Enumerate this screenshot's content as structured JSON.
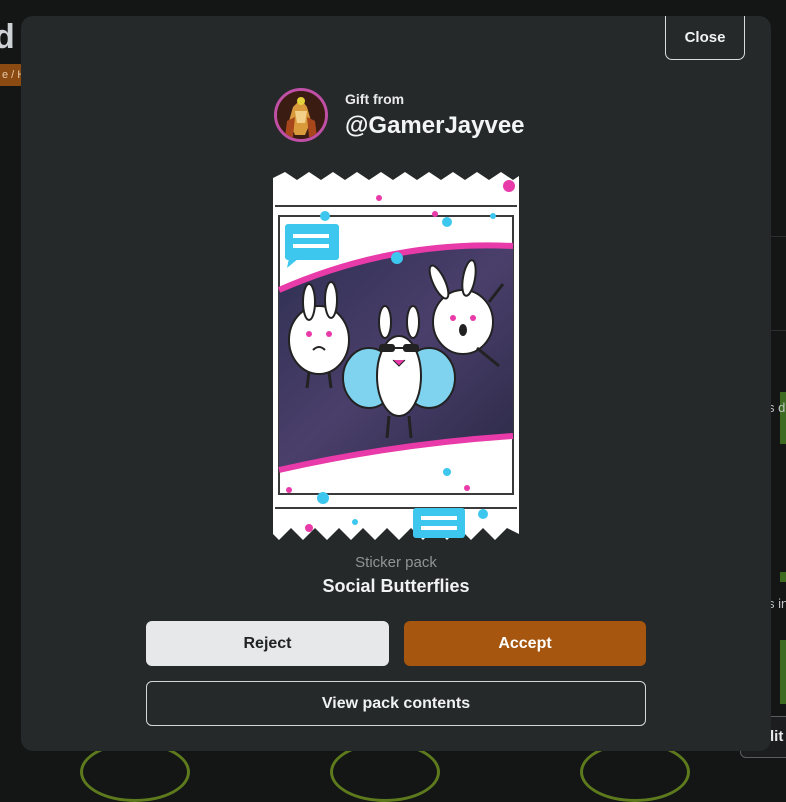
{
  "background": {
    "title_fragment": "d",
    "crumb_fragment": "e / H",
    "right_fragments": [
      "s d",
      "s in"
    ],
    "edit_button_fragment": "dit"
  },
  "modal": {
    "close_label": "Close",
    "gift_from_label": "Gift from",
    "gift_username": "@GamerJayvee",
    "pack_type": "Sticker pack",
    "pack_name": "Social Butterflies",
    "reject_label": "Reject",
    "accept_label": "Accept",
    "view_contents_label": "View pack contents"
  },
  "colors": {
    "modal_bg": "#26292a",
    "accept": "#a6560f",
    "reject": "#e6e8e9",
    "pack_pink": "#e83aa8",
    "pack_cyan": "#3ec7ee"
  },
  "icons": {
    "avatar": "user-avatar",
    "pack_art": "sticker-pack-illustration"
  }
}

• • •

-- Written request --
Return the whole listing, word for word, and leave out every picture.

-- Exercise response --
Enumerate this screenshot's content as structured JSON.
{
  "background": {
    "title_fragment": "d",
    "crumb_fragment": "e / H",
    "right_fragments": [
      "s d",
      "s in"
    ],
    "edit_button_fragment": "dit"
  },
  "modal": {
    "close_label": "Close",
    "gift_from_label": "Gift from",
    "gift_username": "@GamerJayvee",
    "pack_type": "Sticker pack",
    "pack_name": "Social Butterflies",
    "reject_label": "Reject",
    "accept_label": "Accept",
    "view_contents_label": "View pack contents"
  },
  "colors": {
    "modal_bg": "#26292a",
    "accept": "#a6560f",
    "reject": "#e6e8e9",
    "pack_pink": "#e83aa8",
    "pack_cyan": "#3ec7ee"
  },
  "icons": {
    "avatar": "user-avatar",
    "pack_art": "sticker-pack-illustration"
  }
}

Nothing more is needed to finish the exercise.